__Stated task__
Return the records word for word. Any pictures in them are not part of the copy.
[Items start]
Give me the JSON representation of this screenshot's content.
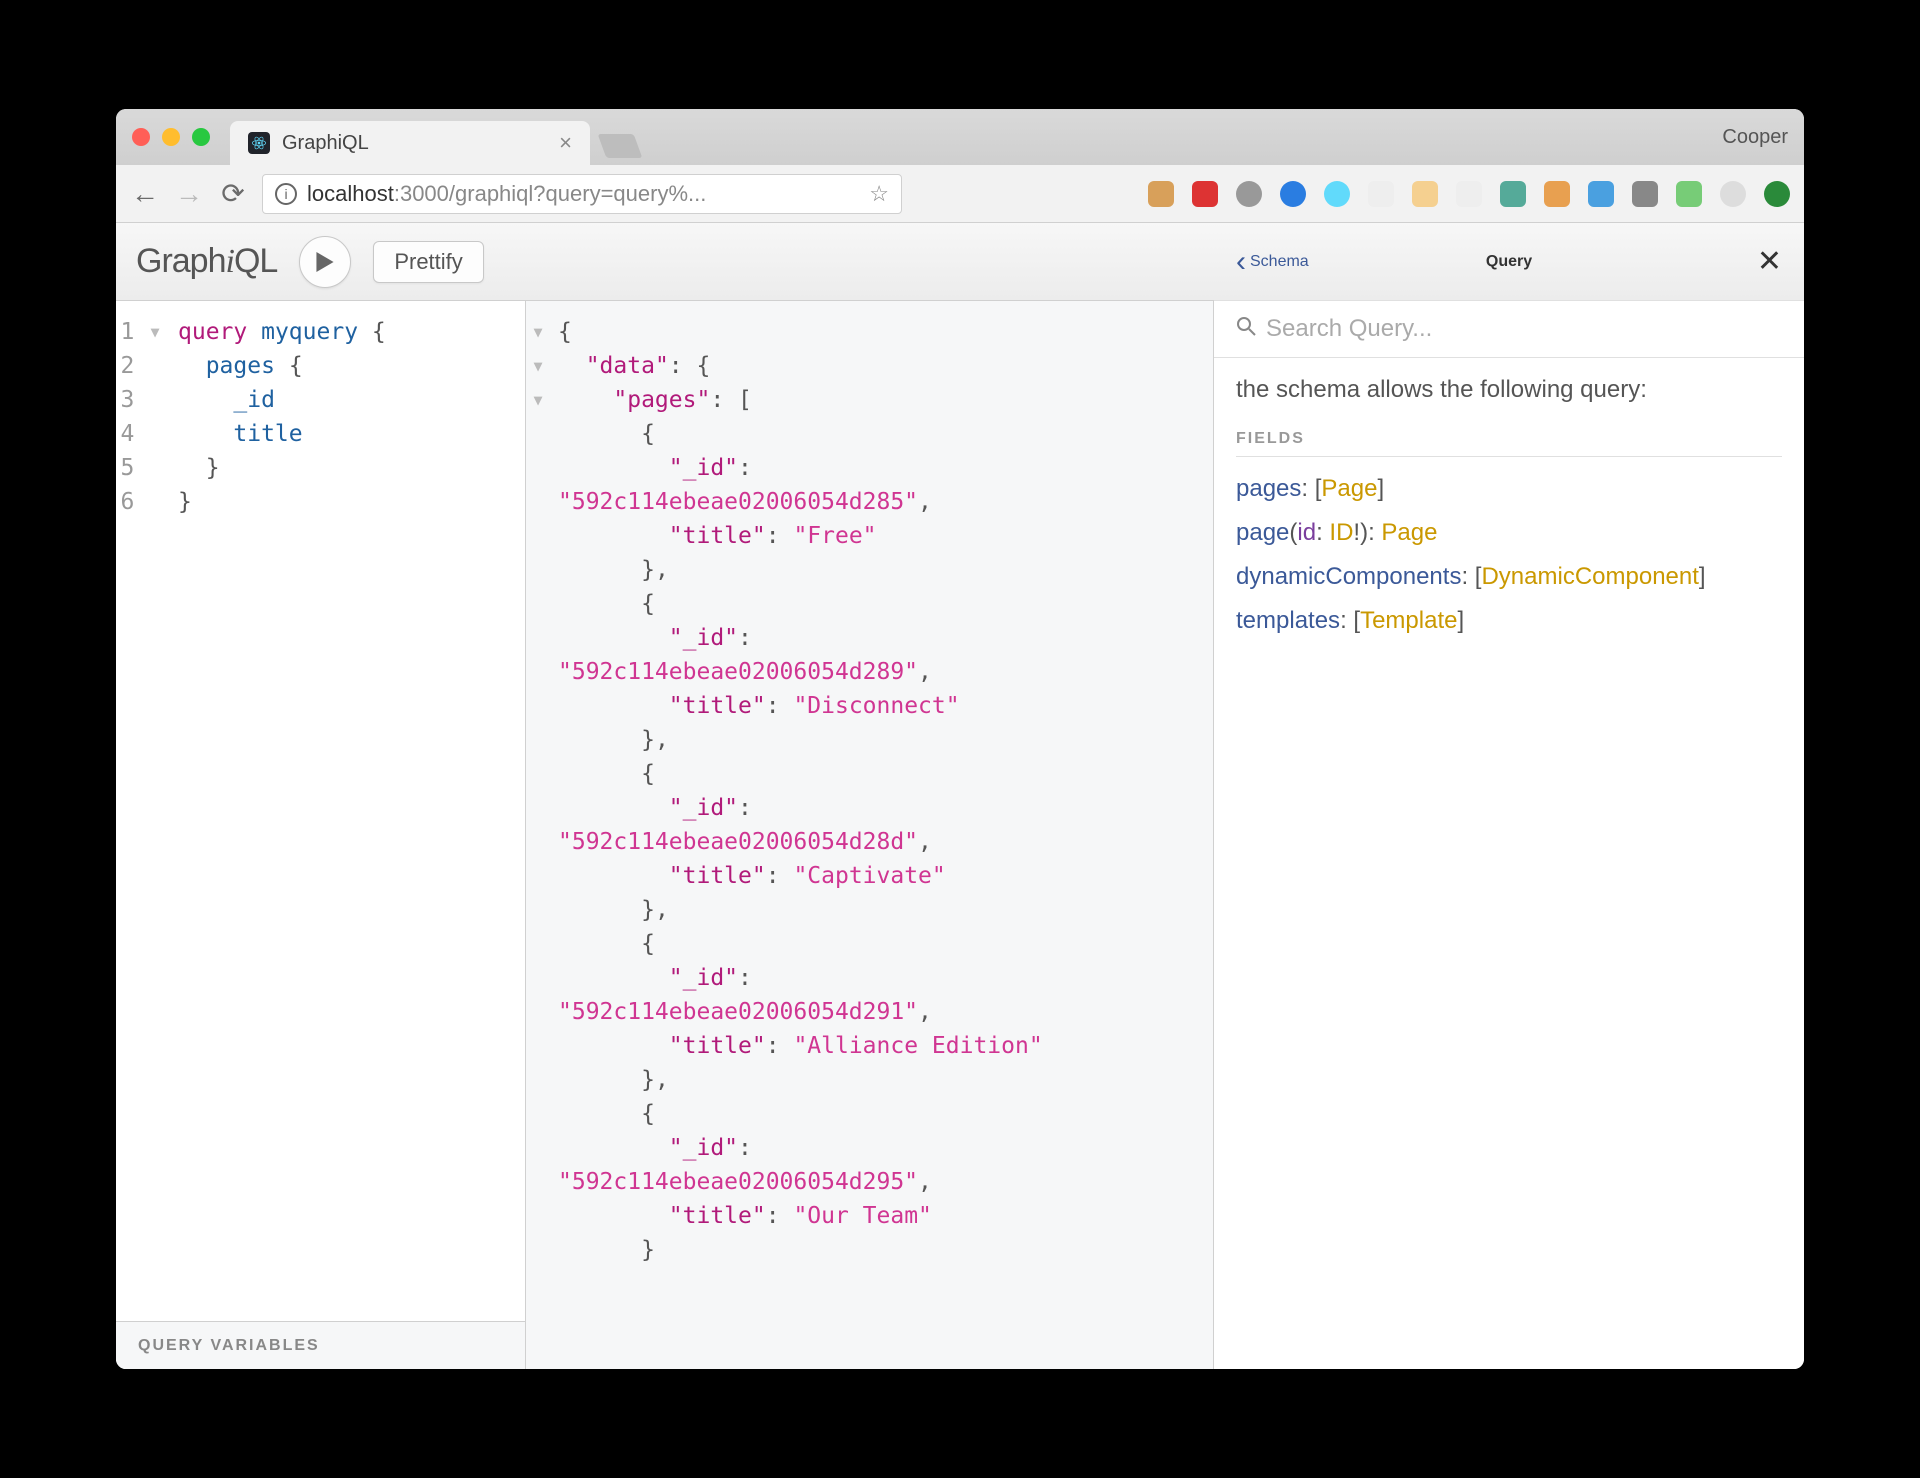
{
  "browser": {
    "tab_title": "GraphiQL",
    "profile_name": "Cooper",
    "url_host": "localhost",
    "url_port": ":3000",
    "url_path": "/graphiql?query=query%..."
  },
  "toolbar": {
    "logo_prefix": "Graph",
    "logo_i": "i",
    "logo_suffix": "QL",
    "prettify_label": "Prettify"
  },
  "editor": {
    "lines": [
      {
        "n": 1,
        "content_html": "<span class='kw'>query</span> <span class='def'>myquery</span> <span class='punc'>{</span>",
        "fold": true
      },
      {
        "n": 2,
        "content_html": "  <span class='attr'>pages</span> <span class='punc'>{</span>",
        "fold": false
      },
      {
        "n": 3,
        "content_html": "    <span class='prop'>_id</span>",
        "fold": false
      },
      {
        "n": 4,
        "content_html": "    <span class='prop'>title</span>",
        "fold": false
      },
      {
        "n": 5,
        "content_html": "  <span class='punc'>}</span>",
        "fold": false
      },
      {
        "n": 6,
        "content_html": "<span class='punc'>}</span>",
        "fold": false
      }
    ],
    "query_variables_label": "QUERY VARIABLES"
  },
  "result": {
    "data": {
      "pages": [
        {
          "_id": "592c114ebeae02006054d285",
          "title": "Free"
        },
        {
          "_id": "592c114ebeae02006054d289",
          "title": "Disconnect"
        },
        {
          "_id": "592c114ebeae02006054d28d",
          "title": "Captivate"
        },
        {
          "_id": "592c114ebeae02006054d291",
          "title": "Alliance Edition"
        },
        {
          "_id": "592c114ebeae02006054d295",
          "title": "Our Team"
        }
      ]
    }
  },
  "docs": {
    "back_label": "Schema",
    "title": "Query",
    "search_placeholder": "Search Query...",
    "description": "the schema allows the following query:",
    "fields_label": "FIELDS",
    "fields": [
      {
        "name": "pages",
        "args_html": "",
        "type_html": "[<span class='type-name'>Page</span>]"
      },
      {
        "name": "page",
        "args_html": "(<span class='argname'>id</span>: <span class='type-name'>ID</span>!)",
        "type_html": "<span class='type-name'>Page</span>"
      },
      {
        "name": "dynamicComponents",
        "args_html": "",
        "type_html": "[<span class='type-name'>DynamicComponent</span>]"
      },
      {
        "name": "templates",
        "args_html": "",
        "type_html": "[<span class='type-name'>Template</span>]"
      }
    ]
  }
}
[Items end]
__Task result__
Give me the JSON representation of this screenshot's content.
{
  "browser": {
    "tab_title": "GraphiQL",
    "profile_name": "Cooper",
    "url_host": "localhost",
    "url_port": ":3000",
    "url_path": "/graphiql?query=query%..."
  },
  "toolbar": {
    "logo_prefix": "Graph",
    "logo_i": "i",
    "logo_suffix": "QL",
    "prettify_label": "Prettify"
  },
  "editor": {
    "lines": [
      {
        "n": 1,
        "content_html": "<span class='kw'>query</span> <span class='def'>myquery</span> <span class='punc'>{</span>",
        "fold": true
      },
      {
        "n": 2,
        "content_html": "  <span class='attr'>pages</span> <span class='punc'>{</span>",
        "fold": false
      },
      {
        "n": 3,
        "content_html": "    <span class='prop'>_id</span>",
        "fold": false
      },
      {
        "n": 4,
        "content_html": "    <span class='prop'>title</span>",
        "fold": false
      },
      {
        "n": 5,
        "content_html": "  <span class='punc'>}</span>",
        "fold": false
      },
      {
        "n": 6,
        "content_html": "<span class='punc'>}</span>",
        "fold": false
      }
    ],
    "query_variables_label": "QUERY VARIABLES"
  },
  "result": {
    "data": {
      "pages": [
        {
          "_id": "592c114ebeae02006054d285",
          "title": "Free"
        },
        {
          "_id": "592c114ebeae02006054d289",
          "title": "Disconnect"
        },
        {
          "_id": "592c114ebeae02006054d28d",
          "title": "Captivate"
        },
        {
          "_id": "592c114ebeae02006054d291",
          "title": "Alliance Edition"
        },
        {
          "_id": "592c114ebeae02006054d295",
          "title": "Our Team"
        }
      ]
    }
  },
  "docs": {
    "back_label": "Schema",
    "title": "Query",
    "search_placeholder": "Search Query...",
    "description": "the schema allows the following query:",
    "fields_label": "FIELDS",
    "fields": [
      {
        "name": "pages",
        "args_html": "",
        "type_html": "[<span class='type-name'>Page</span>]"
      },
      {
        "name": "page",
        "args_html": "(<span class='argname'>id</span>: <span class='type-name'>ID</span>!)",
        "type_html": "<span class='type-name'>Page</span>"
      },
      {
        "name": "dynamicComponents",
        "args_html": "",
        "type_html": "[<span class='type-name'>DynamicComponent</span>]"
      },
      {
        "name": "templates",
        "args_html": "",
        "type_html": "[<span class='type-name'>Template</span>]"
      }
    ]
  }
}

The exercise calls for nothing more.